● Aim: Check each line for the string "structured", then give only how many lines have it.

● Data for the task:
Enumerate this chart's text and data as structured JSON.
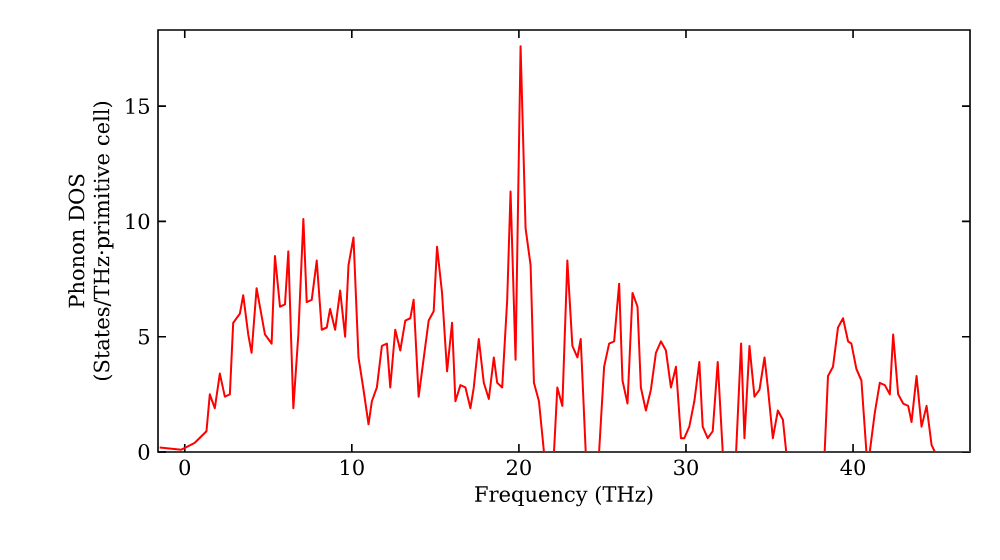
{
  "chart_data": {
    "type": "line",
    "xlabel": "Frequency (THz)",
    "ylabel": "Phonon DOS (States/THz·primitive cell)",
    "xlim": [
      -1.6,
      47.0
    ],
    "ylim": [
      0,
      18.3
    ],
    "xticks": [
      0,
      10,
      20,
      30,
      40
    ],
    "yticks": [
      0,
      5,
      10,
      15
    ],
    "grid": false,
    "marker": "none",
    "line_style": "solid",
    "series": [
      {
        "color": "#ff0000",
        "x": [
          -1.5,
          -0.2,
          0.6,
          1.3,
          1.5,
          1.8,
          2.1,
          2.4,
          2.7,
          2.9,
          3.3,
          3.5,
          3.8,
          4.0,
          4.3,
          4.6,
          4.8,
          5.2,
          5.4,
          5.7,
          6.0,
          6.2,
          6.5,
          6.8,
          7.1,
          7.3,
          7.6,
          7.9,
          8.2,
          8.5,
          8.7,
          9.0,
          9.3,
          9.6,
          9.8,
          10.1,
          10.4,
          10.7,
          11.0,
          11.2,
          11.5,
          11.8,
          12.1,
          12.3,
          12.6,
          12.9,
          13.2,
          13.5,
          13.7,
          14.0,
          14.4,
          14.6,
          14.9,
          15.1,
          15.4,
          15.7,
          16.0,
          16.2,
          16.5,
          16.8,
          17.1,
          17.3,
          17.6,
          17.9,
          18.2,
          18.5,
          18.7,
          19.0,
          19.3,
          19.5,
          19.8,
          20.1,
          20.4,
          20.7,
          20.9,
          21.2,
          21.5,
          21.8,
          22.1,
          22.3,
          22.6,
          22.9,
          23.2,
          23.5,
          23.7,
          24.0,
          24.3,
          24.8,
          25.1,
          25.4,
          25.7,
          26.0,
          26.2,
          26.5,
          26.8,
          27.1,
          27.3,
          27.6,
          27.9,
          28.2,
          28.5,
          28.8,
          29.1,
          29.4,
          29.7,
          29.9,
          30.2,
          30.5,
          30.8,
          31.0,
          31.3,
          31.6,
          31.9,
          32.2,
          33.0,
          33.3,
          33.5,
          33.8,
          34.1,
          34.4,
          34.7,
          34.9,
          35.2,
          35.5,
          35.8,
          36.0,
          38.3,
          38.5,
          38.8,
          39.1,
          39.4,
          39.7,
          39.9,
          40.2,
          40.5,
          40.8,
          41.0,
          41.3,
          41.6,
          41.9,
          42.2,
          42.4,
          42.7,
          43.0,
          43.3,
          43.5,
          43.8,
          44.1,
          44.4,
          44.7,
          44.9,
          47.0
        ],
        "values": [
          0.2,
          0.1,
          0.4,
          0.9,
          2.5,
          1.9,
          3.4,
          2.4,
          2.5,
          5.6,
          6.0,
          6.8,
          5.1,
          4.3,
          7.1,
          5.9,
          5.1,
          4.7,
          8.5,
          6.3,
          6.4,
          8.7,
          1.9,
          5.1,
          10.1,
          6.5,
          6.6,
          8.3,
          5.3,
          5.4,
          6.2,
          5.3,
          7.0,
          5.0,
          8.1,
          9.3,
          4.1,
          2.7,
          1.2,
          2.2,
          2.8,
          4.6,
          4.7,
          2.8,
          5.3,
          4.4,
          5.7,
          5.8,
          6.6,
          2.4,
          4.6,
          5.7,
          6.1,
          8.9,
          6.9,
          3.5,
          5.6,
          2.2,
          2.9,
          2.8,
          1.9,
          2.8,
          4.9,
          3.0,
          2.3,
          4.1,
          3.0,
          2.8,
          6.6,
          11.3,
          4.0,
          17.6,
          9.7,
          8.1,
          3.0,
          2.2,
          0,
          0,
          0,
          2.8,
          2.0,
          8.3,
          4.6,
          4.1,
          4.9,
          0,
          0,
          0,
          3.7,
          4.7,
          4.8,
          7.3,
          3.1,
          2.1,
          6.9,
          6.3,
          2.8,
          1.8,
          2.7,
          4.3,
          4.8,
          4.4,
          2.8,
          3.7,
          0.6,
          0.6,
          1.1,
          2.2,
          3.9,
          1.1,
          0.6,
          0.9,
          3.9,
          0,
          0,
          4.7,
          0.6,
          4.6,
          2.4,
          2.7,
          4.1,
          2.8,
          0.6,
          1.8,
          1.4,
          0,
          0,
          3.3,
          3.7,
          5.4,
          5.8,
          4.8,
          4.7,
          3.6,
          3.1,
          0,
          0,
          1.7,
          3.0,
          2.9,
          2.5,
          5.1,
          2.5,
          2.1,
          2.0,
          1.3,
          3.3,
          1.1,
          2.0,
          0.3,
          0,
          0
        ]
      }
    ]
  }
}
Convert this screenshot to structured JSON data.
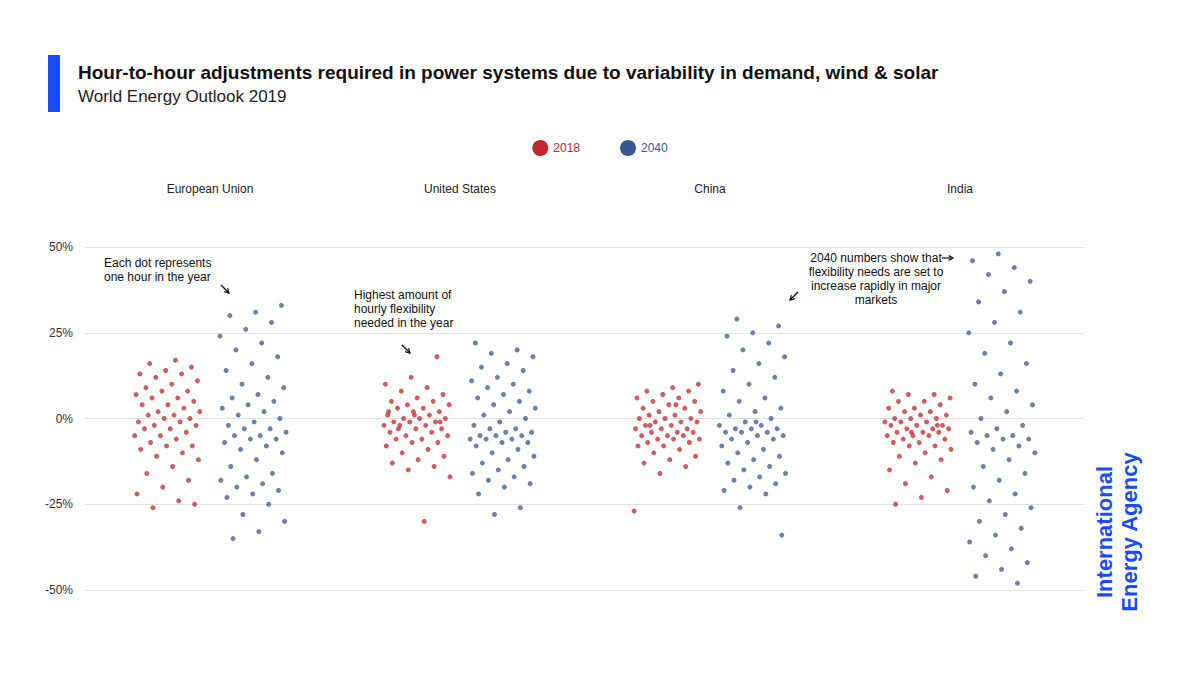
{
  "chart_data": {
    "type": "scatter",
    "title": "Hour-to-hour adjustments required in power systems due to variability in demand, wind & solar",
    "subtitle": "World Energy Outlook 2019",
    "categories": [
      "European Union",
      "United States",
      "China",
      "India"
    ],
    "series": [
      {
        "name": "2018",
        "color": "#c1272d",
        "values": [
          [
            17,
            16,
            15,
            14,
            13,
            13,
            12,
            11,
            10,
            9,
            8,
            8,
            7,
            6,
            6,
            5,
            4,
            4,
            3,
            2,
            2,
            1,
            1,
            0,
            0,
            -1,
            -1,
            -2,
            -2,
            -3,
            -3,
            -4,
            -5,
            -5,
            -6,
            -7,
            -8,
            -8,
            -9,
            -10,
            -11,
            -12,
            -14,
            -16,
            -18,
            -20,
            -22,
            -24,
            -26,
            -25
          ],
          [
            18,
            12,
            10,
            9,
            8,
            7,
            6,
            5,
            5,
            4,
            4,
            3,
            3,
            2,
            2,
            1,
            1,
            0,
            0,
            0,
            -1,
            -1,
            -1,
            -2,
            -2,
            -2,
            -3,
            -3,
            -4,
            -4,
            -5,
            -5,
            -6,
            -6,
            -7,
            -7,
            -8,
            -9,
            -10,
            -11,
            -12,
            -13,
            -14,
            -15,
            -17,
            -30,
            -3,
            -1,
            1,
            2
          ],
          [
            10,
            9,
            8,
            8,
            7,
            6,
            6,
            5,
            5,
            4,
            3,
            3,
            2,
            2,
            1,
            1,
            0,
            0,
            0,
            -1,
            -1,
            -1,
            -2,
            -2,
            -3,
            -3,
            -3,
            -4,
            -4,
            -4,
            -5,
            -5,
            -5,
            -6,
            -6,
            -6,
            -7,
            -7,
            -8,
            -8,
            -9,
            -10,
            -11,
            -12,
            -13,
            -14,
            -16,
            -27,
            4,
            -2
          ],
          [
            8,
            7,
            7,
            6,
            5,
            5,
            4,
            3,
            3,
            2,
            2,
            1,
            1,
            0,
            0,
            0,
            -1,
            -1,
            -1,
            -2,
            -2,
            -2,
            -3,
            -3,
            -3,
            -4,
            -4,
            -4,
            -5,
            -5,
            -5,
            -6,
            -6,
            -7,
            -7,
            -8,
            -8,
            -9,
            -10,
            -11,
            -12,
            -13,
            -15,
            -17,
            -19,
            -21,
            -23,
            -25,
            -2,
            -4
          ]
        ]
      },
      {
        "name": "2040",
        "color": "#3b5690",
        "values": [
          [
            33,
            31,
            30,
            28,
            26,
            24,
            22,
            20,
            18,
            16,
            14,
            12,
            10,
            9,
            7,
            6,
            5,
            4,
            3,
            2,
            1,
            0,
            -1,
            -2,
            -3,
            -3,
            -4,
            -5,
            -5,
            -6,
            -6,
            -7,
            -8,
            -9,
            -10,
            -12,
            -14,
            -16,
            -17,
            -18,
            -19,
            -20,
            -21,
            -22,
            -23,
            -25,
            -28,
            -30,
            -33,
            -35
          ],
          [
            22,
            20,
            19,
            18,
            16,
            15,
            14,
            12,
            11,
            10,
            9,
            8,
            7,
            6,
            5,
            4,
            3,
            2,
            1,
            0,
            -1,
            -2,
            -3,
            -3,
            -4,
            -4,
            -5,
            -5,
            -5,
            -6,
            -6,
            -6,
            -7,
            -7,
            -8,
            -9,
            -10,
            -11,
            -12,
            -13,
            -14,
            -15,
            -16,
            -17,
            -18,
            -19,
            -20,
            -22,
            -26,
            -28
          ],
          [
            29,
            27,
            25,
            24,
            22,
            20,
            18,
            16,
            14,
            12,
            10,
            8,
            6,
            5,
            3,
            2,
            1,
            0,
            -1,
            -2,
            -2,
            -3,
            -3,
            -3,
            -4,
            -4,
            -4,
            -5,
            -5,
            -6,
            -6,
            -7,
            -8,
            -9,
            -10,
            -11,
            -12,
            -13,
            -14,
            -15,
            -16,
            -17,
            -18,
            -19,
            -20,
            -21,
            -22,
            -26,
            -34,
            -1
          ],
          [
            48,
            46,
            44,
            42,
            40,
            37,
            34,
            31,
            28,
            25,
            22,
            19,
            16,
            13,
            10,
            8,
            6,
            4,
            2,
            0,
            -2,
            -3,
            -4,
            -5,
            -5,
            -6,
            -6,
            -7,
            -8,
            -9,
            -10,
            -12,
            -14,
            -16,
            -18,
            -20,
            -22,
            -24,
            -26,
            -28,
            -30,
            -32,
            -34,
            -36,
            -38,
            -40,
            -42,
            -44,
            -46,
            -48
          ]
        ]
      }
    ],
    "ylim": [
      -50,
      50
    ],
    "yticks": [
      {
        "value": -50,
        "label": "-50%"
      },
      {
        "value": -25,
        "label": "-25%"
      },
      {
        "value": 0,
        "label": "0%"
      },
      {
        "value": 25,
        "label": "25%"
      },
      {
        "value": 50,
        "label": "50%"
      }
    ],
    "grid": true,
    "legend": "top",
    "annotations": [
      "Each dot represents\none hour in the year",
      "Highest amount of\nhourly flexibility\nneeded in the year",
      "2040 numbers show that\nflexibility needs are set to\nincrease rapidly in major\nmarkets"
    ],
    "source": "International\nEnergy Agency"
  }
}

● Complete answer: 2